下の抽出テキストのうち、「英国のエリザベス女王が(日本」から「の帽子の色まで注目を集めた。」までを一字も変えずに書き写せ。

### [抽出テキスト]
..........

英国のエリザベス女王が(日本時間)9日未明に96歳で逝去された。今年は女王即位70年の節目の年。英国王室主催の競馬開催ロイヤルアスコットは今年、「プラチナム・ロイヤルアスコット」として開催された。王室と競馬の関わりは深く、エリザベス女王の軌跡の傍らにも競馬があった。即位後まもなく1953年にはオリオールで英国ダービー2着。ダービーはこれが最高成績で勝利こそ飾れなかったが、ほかの英国クラシック(2000ギニー、1000ギニー、オークス、セントレジャー)を制覇。ロイヤルアスコット開催時にはウインザー城から馬車で来場。その帽子の色まで注目を集めた。

..........

### [行一覧]

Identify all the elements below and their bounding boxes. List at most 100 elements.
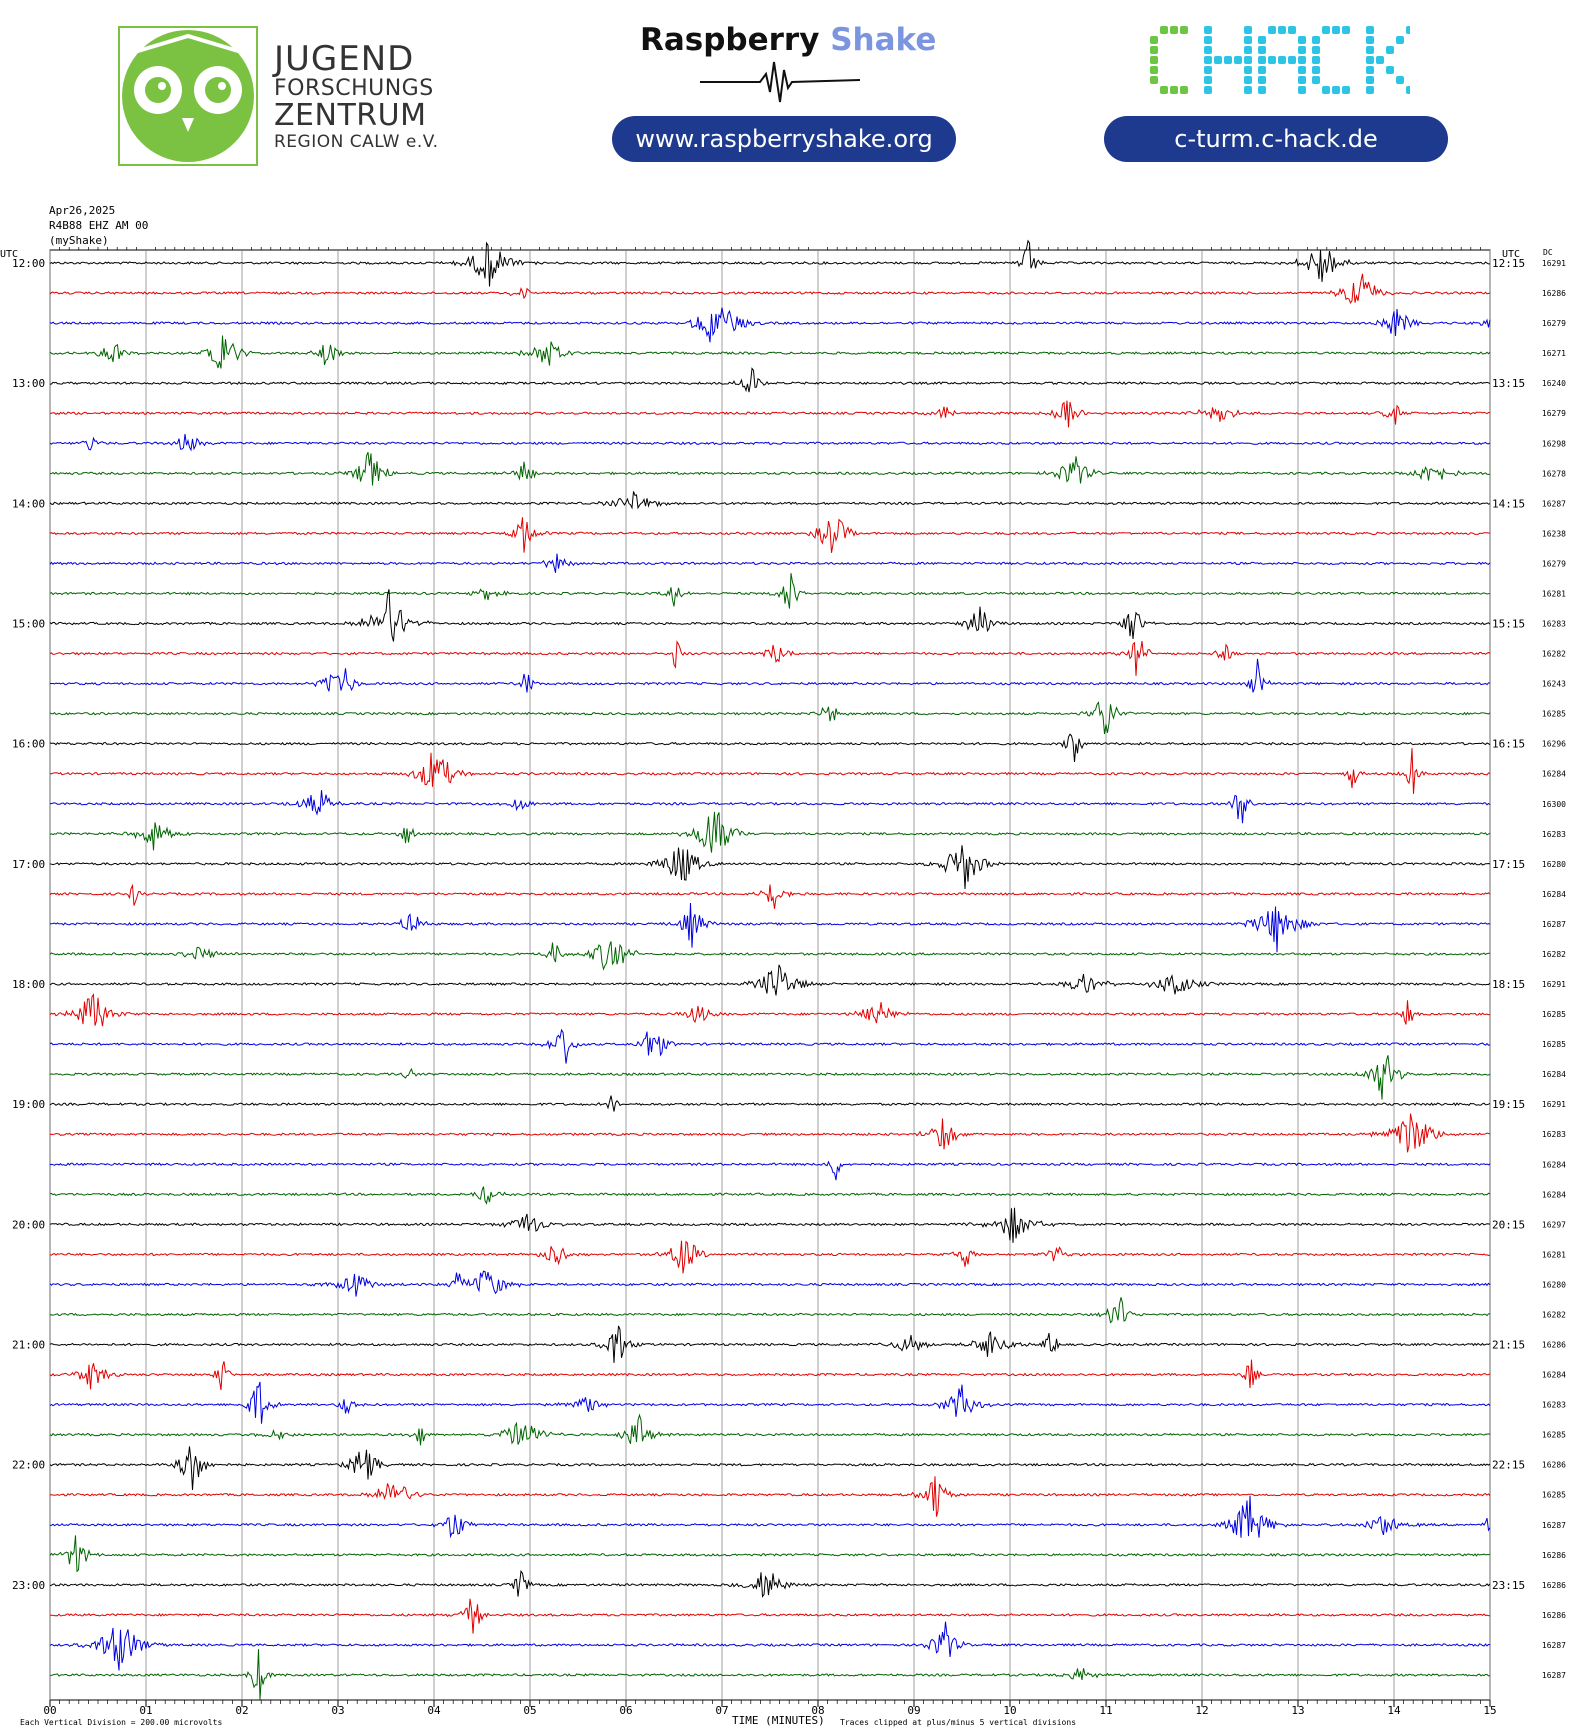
dc-value: 16283 bbox=[1542, 1130, 1566, 1139]
right-hour-label: 22:15 bbox=[1492, 1459, 1525, 1472]
x-tick-label: 14 bbox=[1387, 1704, 1401, 1717]
chack-logo-dot bbox=[1204, 56, 1212, 64]
trace-line bbox=[49, 1095, 1491, 1112]
trace-line bbox=[49, 1476, 1491, 1517]
seismic-wave-icon bbox=[700, 61, 860, 103]
trace-line bbox=[49, 573, 1491, 609]
right-hour-label: 20:15 bbox=[1492, 1218, 1525, 1231]
chack-logo-dot bbox=[1312, 36, 1320, 44]
x-tick-label: 05 bbox=[523, 1704, 536, 1717]
dc-value: 16285 bbox=[1542, 1040, 1566, 1049]
right-axis-label: UTC bbox=[1502, 249, 1520, 260]
trace-line bbox=[49, 1113, 1491, 1153]
left-hour-label: 13:00 bbox=[12, 377, 45, 390]
jfz-line-1: JUGEND bbox=[274, 39, 415, 79]
chack-logo-dot bbox=[1366, 76, 1374, 84]
chack-logo-dot bbox=[1150, 76, 1158, 84]
left-hour-label: 19:00 bbox=[12, 1098, 45, 1111]
trace-line bbox=[49, 902, 1491, 953]
chack-logo-dot bbox=[1258, 86, 1266, 94]
x-tick-label: 13 bbox=[1291, 1704, 1304, 1717]
x-tick-label: 02 bbox=[235, 1704, 248, 1717]
dc-value: 16297 bbox=[1542, 1220, 1566, 1229]
left-hour-label: 15:00 bbox=[12, 618, 45, 631]
chack-logo-dot bbox=[1332, 26, 1340, 34]
chack-logo-dot bbox=[1312, 56, 1320, 64]
dc-value: 16283 bbox=[1542, 1401, 1566, 1410]
trace-line bbox=[49, 335, 1491, 369]
trace-line bbox=[49, 1325, 1491, 1363]
chack-logo-dot bbox=[1150, 66, 1158, 74]
footnote-left: Each Vertical Division = 200.00 microvol… bbox=[20, 1718, 223, 1727]
jfz-wordmark: JUGEND FORSCHUNGS ZENTRUM REGION CALW e.… bbox=[274, 42, 439, 151]
chack-logo-dot bbox=[1366, 86, 1374, 94]
trace-line bbox=[49, 701, 1491, 735]
chack-url-link[interactable]: c-turm.c-hack.de bbox=[1104, 116, 1448, 162]
dc-value: 16279 bbox=[1542, 319, 1566, 328]
trace-line bbox=[49, 1621, 1491, 1671]
meta-source: (myShake) bbox=[49, 234, 109, 247]
trace-line bbox=[49, 941, 1491, 971]
dc-value: 16284 bbox=[1542, 1371, 1566, 1380]
trace-line bbox=[49, 811, 1491, 853]
dc-value: 16287 bbox=[1542, 499, 1566, 508]
right-hour-label: 17:15 bbox=[1492, 858, 1525, 871]
plot-frame bbox=[49, 249, 1491, 1701]
x-tick-label: 07 bbox=[715, 1704, 728, 1717]
x-tick-label: 04 bbox=[427, 1704, 441, 1717]
chack-logo-dot bbox=[1224, 56, 1232, 64]
trace-line bbox=[49, 239, 1490, 287]
chack-logo-dot bbox=[1244, 76, 1252, 84]
chack-logo-dot bbox=[1244, 56, 1252, 64]
jfz-line-4: REGION CALW e.V. bbox=[274, 132, 439, 152]
chack-logo-dot bbox=[1278, 26, 1286, 34]
dc-value: 16284 bbox=[1542, 1190, 1566, 1199]
footnote-right: Traces clipped at plus/minus 5 vertical … bbox=[840, 1718, 1077, 1727]
trace-line bbox=[49, 553, 1491, 573]
chack-logo-dot bbox=[1244, 66, 1252, 74]
trace-line bbox=[49, 993, 1491, 1027]
chack-logo-dot bbox=[1288, 26, 1296, 34]
chack-logo-dot bbox=[1160, 26, 1168, 34]
rs-brand-part2: Shake bbox=[830, 22, 937, 58]
chack-logo-dot bbox=[1298, 46, 1306, 54]
x-tick-label: 03 bbox=[331, 1704, 344, 1717]
left-axis-label: UTC bbox=[0, 249, 18, 260]
dc-value: 16285 bbox=[1542, 1491, 1566, 1500]
dc-value: 16279 bbox=[1542, 409, 1566, 418]
dc-value: 16287 bbox=[1542, 1521, 1566, 1530]
trace-line bbox=[49, 517, 1490, 553]
right-hour-label: 12:15 bbox=[1492, 257, 1525, 270]
chack-logo-icon bbox=[1150, 26, 1410, 94]
x-axis-title: TIME (MINUTES) bbox=[732, 1714, 825, 1727]
raspberryshake-url-link[interactable]: www.raspberryshake.org bbox=[612, 116, 956, 162]
chack-logo-dot bbox=[1204, 86, 1212, 94]
chack-logo-dot bbox=[1376, 56, 1384, 64]
x-tick-label: 11 bbox=[1099, 1704, 1112, 1717]
chack-logo-dot bbox=[1244, 26, 1252, 34]
dc-value: 16282 bbox=[1542, 950, 1566, 959]
x-tick-label: 15 bbox=[1483, 1704, 1496, 1717]
chack-logo-dot bbox=[1150, 46, 1158, 54]
dc-value: 16284 bbox=[1542, 770, 1566, 779]
dc-value: 16281 bbox=[1542, 589, 1566, 598]
x-tick-label: 06 bbox=[619, 1704, 632, 1717]
trace-line bbox=[49, 1055, 1491, 1100]
trace-line bbox=[49, 1240, 1491, 1274]
dc-value: 16282 bbox=[1542, 1310, 1566, 1319]
right-hour-label: 13:15 bbox=[1492, 377, 1525, 390]
chack-logo-dot bbox=[1258, 66, 1266, 74]
chack-logo-dot bbox=[1396, 76, 1404, 84]
trace-line bbox=[49, 433, 1491, 452]
trace-line bbox=[49, 748, 1491, 794]
trace-line bbox=[49, 1160, 1491, 1181]
chack-logo-dot bbox=[1258, 76, 1266, 84]
dc-label: DC bbox=[1543, 248, 1553, 257]
trace-line bbox=[49, 589, 1491, 642]
trace-line bbox=[49, 1598, 1491, 1634]
dc-value: 16278 bbox=[1542, 469, 1566, 478]
chack-logo-dot bbox=[1258, 36, 1266, 44]
trace-line bbox=[49, 1028, 1491, 1064]
dc-value: 16284 bbox=[1542, 890, 1566, 899]
dc-value: 16283 bbox=[1542, 620, 1566, 629]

..........

### [期待される回答]
英国のエリザベス女王が(日本時間)9日未明に96歳で逝去された。今年は女王即位70年の節目の年。英国王室主催の競馬開催ロイヤルアスコットは今年、「プラチナム・ロイヤルアスコット」として開催された。王室と競馬の関わりは深く、エリザベス女王の軌跡の傍らにも競馬があった。即位後まもなく1953年にはオリオールで英国ダービー2着。ダービーはこれが最高成績で勝利こそ飾れなかったが、ほかの英国クラシック(2000ギニー、1000ギニー、オークス、セントレジャー)を制覇。ロイヤルアスコット開催時にはウインザー城から馬車で来場。その帽子の色まで注目を集めた。